- SHORT PROBLEM -
Locate the string "color" throughout the material and copy every line in which it occurs.

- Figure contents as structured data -
------------------------------------------------------------

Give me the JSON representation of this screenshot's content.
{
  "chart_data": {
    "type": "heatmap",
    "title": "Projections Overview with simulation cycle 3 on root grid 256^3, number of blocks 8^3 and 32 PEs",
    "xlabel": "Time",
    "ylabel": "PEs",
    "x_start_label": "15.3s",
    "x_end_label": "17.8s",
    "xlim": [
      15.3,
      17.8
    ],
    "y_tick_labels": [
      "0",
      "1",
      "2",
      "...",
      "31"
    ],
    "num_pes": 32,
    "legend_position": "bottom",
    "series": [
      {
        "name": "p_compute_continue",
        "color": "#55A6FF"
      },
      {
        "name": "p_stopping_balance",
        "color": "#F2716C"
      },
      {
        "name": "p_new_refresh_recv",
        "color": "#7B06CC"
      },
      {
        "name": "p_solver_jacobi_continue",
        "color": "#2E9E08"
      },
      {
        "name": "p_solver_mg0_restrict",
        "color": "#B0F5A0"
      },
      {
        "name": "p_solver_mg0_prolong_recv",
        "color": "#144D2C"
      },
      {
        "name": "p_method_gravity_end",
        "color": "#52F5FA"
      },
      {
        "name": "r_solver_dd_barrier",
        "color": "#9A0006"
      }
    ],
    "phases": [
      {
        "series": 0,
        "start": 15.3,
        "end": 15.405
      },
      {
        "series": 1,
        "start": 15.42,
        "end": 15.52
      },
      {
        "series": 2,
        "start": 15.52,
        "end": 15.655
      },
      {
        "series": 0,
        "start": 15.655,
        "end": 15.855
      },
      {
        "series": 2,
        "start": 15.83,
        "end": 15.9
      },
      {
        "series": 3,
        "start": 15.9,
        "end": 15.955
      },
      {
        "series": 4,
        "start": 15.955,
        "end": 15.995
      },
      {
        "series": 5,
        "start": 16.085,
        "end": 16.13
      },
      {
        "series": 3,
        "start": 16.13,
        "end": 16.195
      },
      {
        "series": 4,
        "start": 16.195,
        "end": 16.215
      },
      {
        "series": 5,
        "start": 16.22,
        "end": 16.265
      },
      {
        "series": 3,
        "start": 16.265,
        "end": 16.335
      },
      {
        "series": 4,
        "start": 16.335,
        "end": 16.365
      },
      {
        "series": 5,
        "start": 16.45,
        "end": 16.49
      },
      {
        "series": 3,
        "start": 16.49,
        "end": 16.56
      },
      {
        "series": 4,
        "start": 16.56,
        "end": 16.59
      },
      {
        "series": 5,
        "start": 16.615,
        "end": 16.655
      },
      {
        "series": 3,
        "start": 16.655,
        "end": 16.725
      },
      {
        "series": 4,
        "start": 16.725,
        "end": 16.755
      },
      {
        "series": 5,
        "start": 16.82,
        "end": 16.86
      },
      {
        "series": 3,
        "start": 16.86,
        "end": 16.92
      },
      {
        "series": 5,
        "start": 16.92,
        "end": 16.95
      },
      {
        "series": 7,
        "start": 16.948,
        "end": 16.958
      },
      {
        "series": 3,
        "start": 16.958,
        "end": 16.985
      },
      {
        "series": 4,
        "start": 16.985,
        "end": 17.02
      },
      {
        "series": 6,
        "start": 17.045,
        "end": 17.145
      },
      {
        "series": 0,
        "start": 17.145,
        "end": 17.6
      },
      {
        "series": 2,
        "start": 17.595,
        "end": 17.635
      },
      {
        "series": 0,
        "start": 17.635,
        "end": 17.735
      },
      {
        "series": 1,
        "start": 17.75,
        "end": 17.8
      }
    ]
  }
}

------------------------------------------------------------

- WRITTEN SOLUTION -
        "color": "#55A6FF"
        "color": "#F2716C"
        "color": "#7B06CC"
        "color": "#2E9E08"
        "color": "#B0F5A0"
        "color": "#144D2C"
        "color": "#52F5FA"
        "color": "#9A0006"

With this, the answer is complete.